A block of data
□ □ □ □
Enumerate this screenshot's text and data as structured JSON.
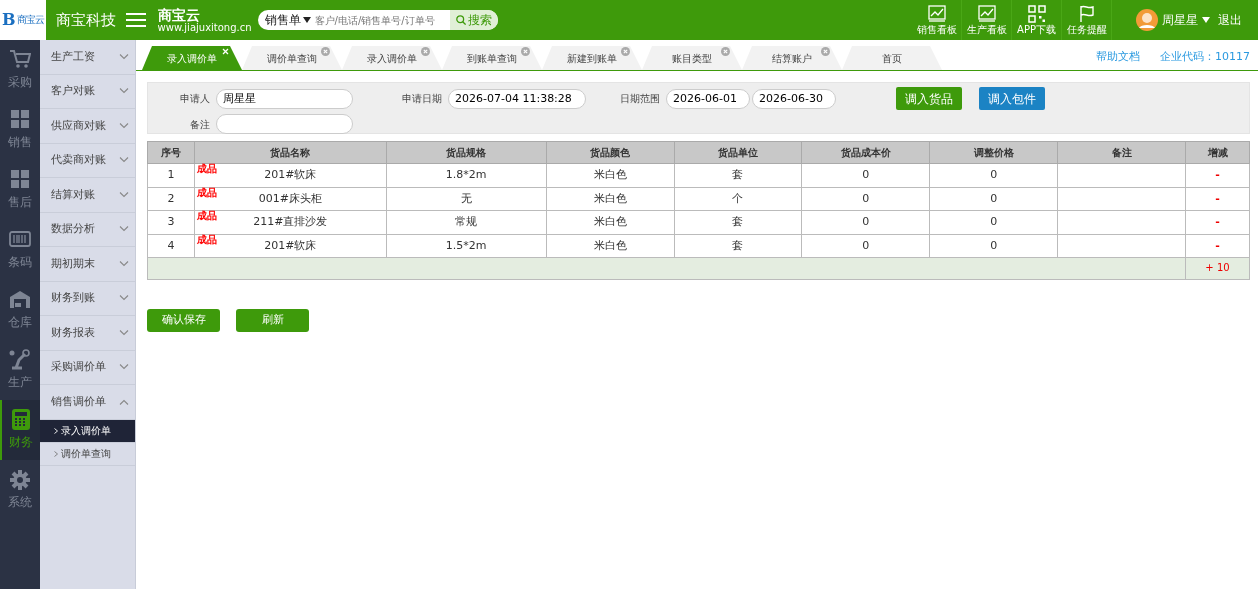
{
  "header": {
    "logo": {
      "mark": "B",
      "text": "商宝云"
    },
    "company": "商宝科技",
    "brand": {
      "name": "商宝云",
      "url": "www.jiajuxitong.cn"
    },
    "search": {
      "scope": "销售单",
      "placeholder": "客户/电话/销售单号/订单号",
      "button": "搜索"
    },
    "shortcuts": [
      {
        "label": "销售看板",
        "kind": "chart"
      },
      {
        "label": "生产看板",
        "kind": "chart"
      },
      {
        "label": "APP下载",
        "kind": "qr"
      },
      {
        "label": "任务提醒",
        "kind": "flag"
      }
    ],
    "user": {
      "name": "周星星"
    },
    "logout": "退出"
  },
  "rail": [
    {
      "label": "采购",
      "kind": "cart",
      "selected": false
    },
    {
      "label": "销售",
      "kind": "boxes",
      "selected": false
    },
    {
      "label": "售后",
      "kind": "boxes",
      "selected": false
    },
    {
      "label": "条码",
      "kind": "barcode",
      "selected": false
    },
    {
      "label": "仓库",
      "kind": "warehouse",
      "selected": false
    },
    {
      "label": "生产",
      "kind": "robot",
      "selected": false
    },
    {
      "label": "财务",
      "kind": "calculator",
      "selected": true
    },
    {
      "label": "系统",
      "kind": "gear",
      "selected": false
    }
  ],
  "menu": [
    {
      "label": "生产工资",
      "expanded": false
    },
    {
      "label": "客户对账",
      "expanded": false
    },
    {
      "label": "供应商对账",
      "expanded": false
    },
    {
      "label": "代卖商对账",
      "expanded": false
    },
    {
      "label": "结算对账",
      "expanded": false
    },
    {
      "label": "数据分析",
      "expanded": false
    },
    {
      "label": "期初期末",
      "expanded": false
    },
    {
      "label": "财务到账",
      "expanded": false
    },
    {
      "label": "财务报表",
      "expanded": false
    },
    {
      "label": "采购调价单",
      "expanded": false
    },
    {
      "label": "销售调价单",
      "expanded": true,
      "children": [
        {
          "label": "录入调价单",
          "selected": true
        },
        {
          "label": "调价单查询",
          "selected": false
        }
      ]
    }
  ],
  "tabs": [
    {
      "label": "录入调价单",
      "selected": true,
      "closable": true
    },
    {
      "label": "调价单查询",
      "selected": false,
      "closable": true
    },
    {
      "label": "录入调价单",
      "selected": false,
      "closable": true
    },
    {
      "label": "到账单查询",
      "selected": false,
      "closable": true
    },
    {
      "label": "新建到账单",
      "selected": false,
      "closable": true
    },
    {
      "label": "账目类型",
      "selected": false,
      "closable": true
    },
    {
      "label": "结算账户",
      "selected": false,
      "closable": true
    },
    {
      "label": "首页",
      "selected": false,
      "closable": false
    }
  ],
  "help_link": "帮助文档",
  "company_code": "企业代码：10117",
  "form": {
    "applicant": {
      "label": "申请人",
      "value": "周星星"
    },
    "date": {
      "label": "申请日期",
      "value": "2026-07-04 11:38:28"
    },
    "range": {
      "label": "日期范围",
      "from": "2026-06-01",
      "to": "2026-06-30"
    },
    "remark": {
      "label": "备注"
    },
    "buttons": [
      {
        "label": "调入货品",
        "kind": "green"
      },
      {
        "label": "调入包件",
        "kind": "blue"
      }
    ]
  },
  "table": {
    "columns": [
      "序号",
      "货品名称",
      "货品规格",
      "货品颜色",
      "货品单位",
      "货品成本价",
      "调整价格",
      "备注",
      "增减"
    ],
    "rows": [
      {
        "no": "1",
        "tag": "成品",
        "name": "201#软床",
        "spec": "1.8*2m",
        "finish": "米白色",
        "unit": "套",
        "cost": "0",
        "price": "0",
        "remove": "-"
      },
      {
        "no": "2",
        "tag": "成品",
        "name": "001#床头柜",
        "spec": "无",
        "finish": "米白色",
        "unit": "个",
        "cost": "0",
        "price": "0",
        "remove": "-"
      },
      {
        "no": "3",
        "tag": "成品",
        "name": "211#直排沙发",
        "spec": "常规",
        "finish": "米白色",
        "unit": "套",
        "cost": "0",
        "price": "0",
        "remove": "-"
      },
      {
        "no": "4",
        "tag": "成品",
        "name": "201#软床",
        "spec": "1.5*2m",
        "finish": "米白色",
        "unit": "套",
        "cost": "0",
        "price": "0",
        "remove": "-"
      }
    ],
    "add": "+ 10"
  },
  "actions": [
    "确认保存",
    "刷新"
  ]
}
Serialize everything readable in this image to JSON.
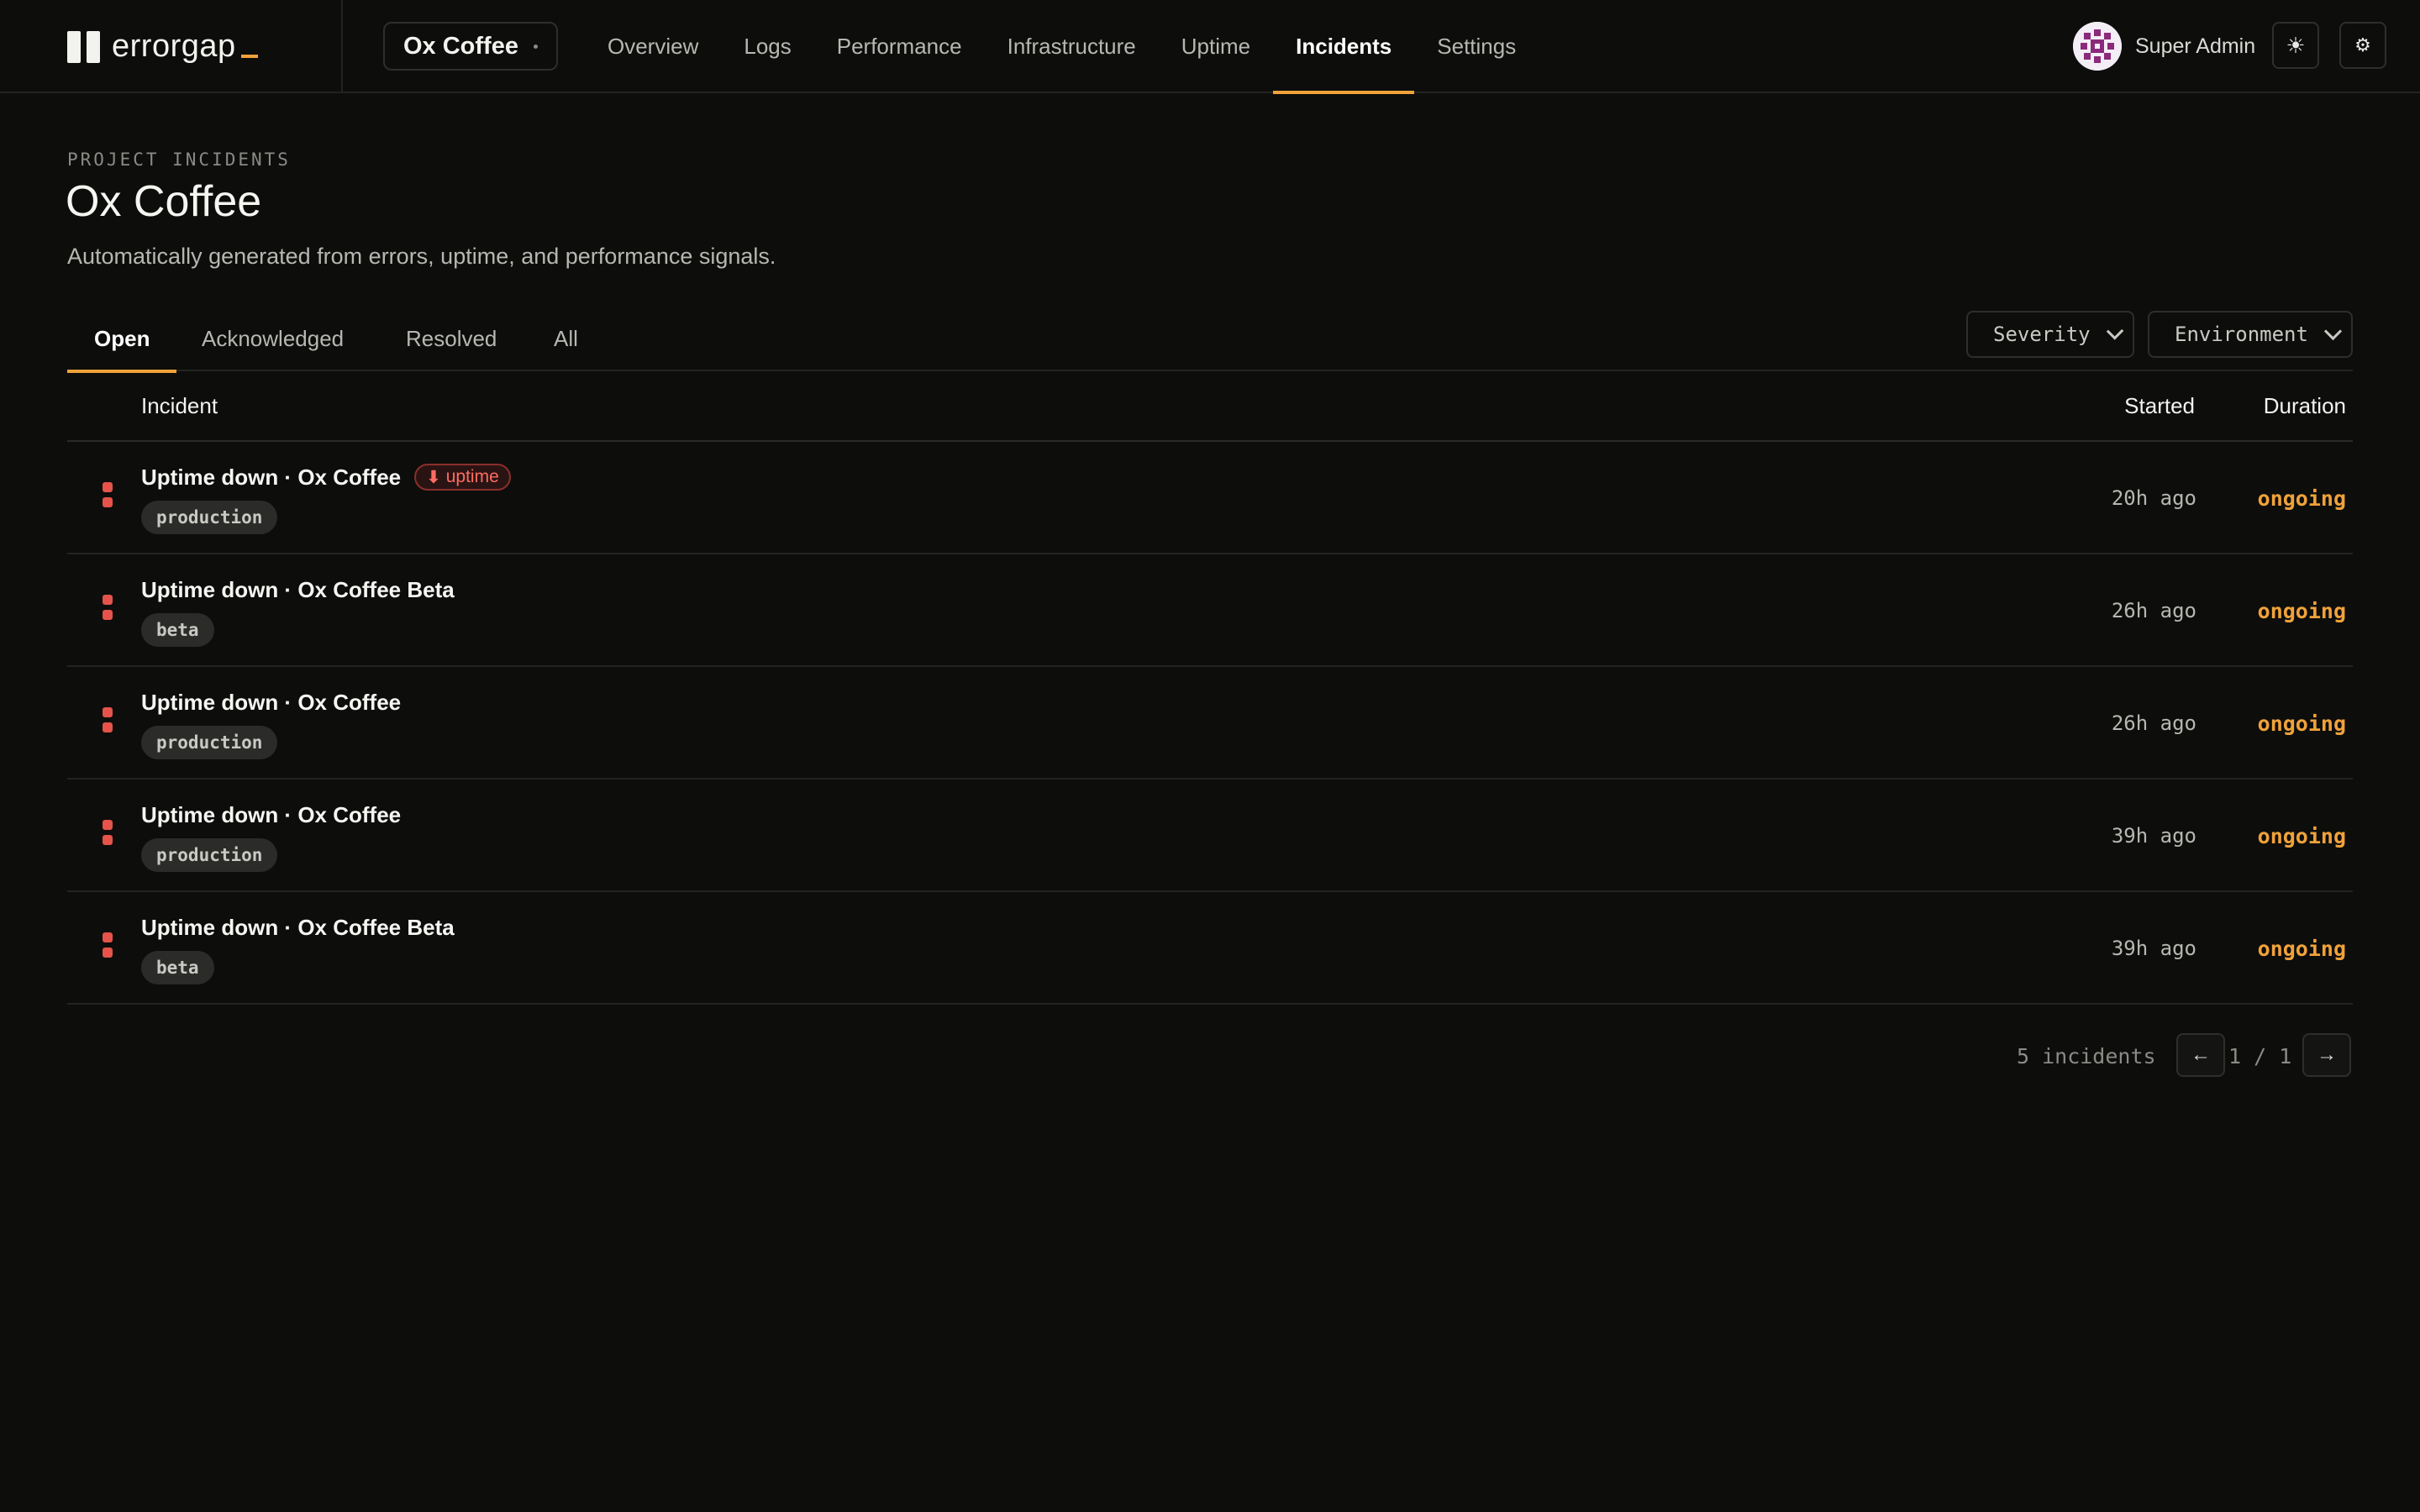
{
  "brand": {
    "name": "errorgap",
    "logo_icon": "errorgap-logo-icon"
  },
  "project_selector": {
    "label": "Ox Coffee"
  },
  "nav": [
    {
      "label": "Overview",
      "active": false
    },
    {
      "label": "Logs",
      "active": false
    },
    {
      "label": "Performance",
      "active": false
    },
    {
      "label": "Infrastructure",
      "active": false
    },
    {
      "label": "Uptime",
      "active": false
    },
    {
      "label": "Incidents",
      "active": true
    },
    {
      "label": "Settings",
      "active": false
    }
  ],
  "user": {
    "name": "Super Admin",
    "avatar_icon": "identicon-avatar"
  },
  "actions": {
    "theme_icon": "☀",
    "settings_icon": "⚙"
  },
  "header": {
    "eyebrow": "PROJECT INCIDENTS",
    "title": "Ox Coffee",
    "description": "Automatically generated from errors, uptime, and performance signals."
  },
  "tabs": [
    {
      "label": "Open",
      "active": true
    },
    {
      "label": "Acknowledged",
      "active": false
    },
    {
      "label": "Resolved",
      "active": false
    },
    {
      "label": "All",
      "active": false
    }
  ],
  "filters": {
    "severity": "Severity",
    "environment": "Environment"
  },
  "table": {
    "columns": {
      "incident": "Incident",
      "started": "Started",
      "duration": "Duration"
    },
    "rows": [
      {
        "title": "Uptime down · Ox Coffee",
        "badge": "uptime",
        "env": "production",
        "started": "20h ago",
        "duration": "ongoing"
      },
      {
        "title": "Uptime down · Ox Coffee Beta",
        "badge": "",
        "env": "beta",
        "started": "26h ago",
        "duration": "ongoing"
      },
      {
        "title": "Uptime down · Ox Coffee",
        "badge": "",
        "env": "production",
        "started": "26h ago",
        "duration": "ongoing"
      },
      {
        "title": "Uptime down · Ox Coffee",
        "badge": "",
        "env": "production",
        "started": "39h ago",
        "duration": "ongoing"
      },
      {
        "title": "Uptime down · Ox Coffee Beta",
        "badge": "",
        "env": "beta",
        "started": "39h ago",
        "duration": "ongoing"
      }
    ]
  },
  "footer": {
    "count": "5 incidents",
    "page": "1",
    "pages": "1",
    "prev_icon": "←",
    "next_icon": "→"
  },
  "colors": {
    "accent": "#f0a23a",
    "danger": "#e5534b",
    "background": "#0d0d0c"
  }
}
□ □ □ □
BRIEF. Using the material above, gather every line that includes "name".

SOLUTION TO THE PROBLEM.
      "name": "商宝云",
      "name": "周星星"
        "name": "201#软床",
        "name": "001#床头柜",
        "name": "211#直排沙发",
        "name": "201#软床",
    "name": "errorgap",
    "name": "Super Admin",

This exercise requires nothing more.